== EXERCISE PROMPT ==
Using the records below, count the lines with "الجزر" in them. Give the number only.

== GIVEN INFORMATION ==
....................
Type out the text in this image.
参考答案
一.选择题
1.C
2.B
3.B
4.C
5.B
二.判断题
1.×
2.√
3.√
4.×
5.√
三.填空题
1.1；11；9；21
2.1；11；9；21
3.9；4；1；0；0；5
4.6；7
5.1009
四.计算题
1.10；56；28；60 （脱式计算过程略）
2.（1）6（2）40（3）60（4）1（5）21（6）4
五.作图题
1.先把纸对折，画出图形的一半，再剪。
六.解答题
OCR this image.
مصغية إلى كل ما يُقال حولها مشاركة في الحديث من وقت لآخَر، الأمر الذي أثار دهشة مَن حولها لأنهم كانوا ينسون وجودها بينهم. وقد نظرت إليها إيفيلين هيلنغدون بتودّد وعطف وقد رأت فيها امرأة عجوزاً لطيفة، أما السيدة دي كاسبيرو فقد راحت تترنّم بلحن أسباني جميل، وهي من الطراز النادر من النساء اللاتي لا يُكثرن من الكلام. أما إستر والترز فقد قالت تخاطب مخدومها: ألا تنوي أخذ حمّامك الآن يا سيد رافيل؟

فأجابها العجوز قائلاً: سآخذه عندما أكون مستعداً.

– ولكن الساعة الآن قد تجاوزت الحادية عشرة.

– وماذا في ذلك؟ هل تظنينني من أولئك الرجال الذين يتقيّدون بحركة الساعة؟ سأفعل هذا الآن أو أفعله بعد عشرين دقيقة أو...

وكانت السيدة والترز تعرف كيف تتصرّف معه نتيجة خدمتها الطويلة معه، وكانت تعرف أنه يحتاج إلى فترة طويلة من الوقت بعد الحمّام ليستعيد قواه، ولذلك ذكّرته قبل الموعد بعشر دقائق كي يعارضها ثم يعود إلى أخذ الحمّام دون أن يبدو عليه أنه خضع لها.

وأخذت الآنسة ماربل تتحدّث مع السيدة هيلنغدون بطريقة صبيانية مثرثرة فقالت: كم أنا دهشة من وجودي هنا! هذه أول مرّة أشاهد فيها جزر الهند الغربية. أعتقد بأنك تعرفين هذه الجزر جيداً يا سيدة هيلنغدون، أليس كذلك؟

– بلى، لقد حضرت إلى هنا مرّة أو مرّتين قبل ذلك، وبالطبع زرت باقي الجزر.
....................
== SOLUTION ==
2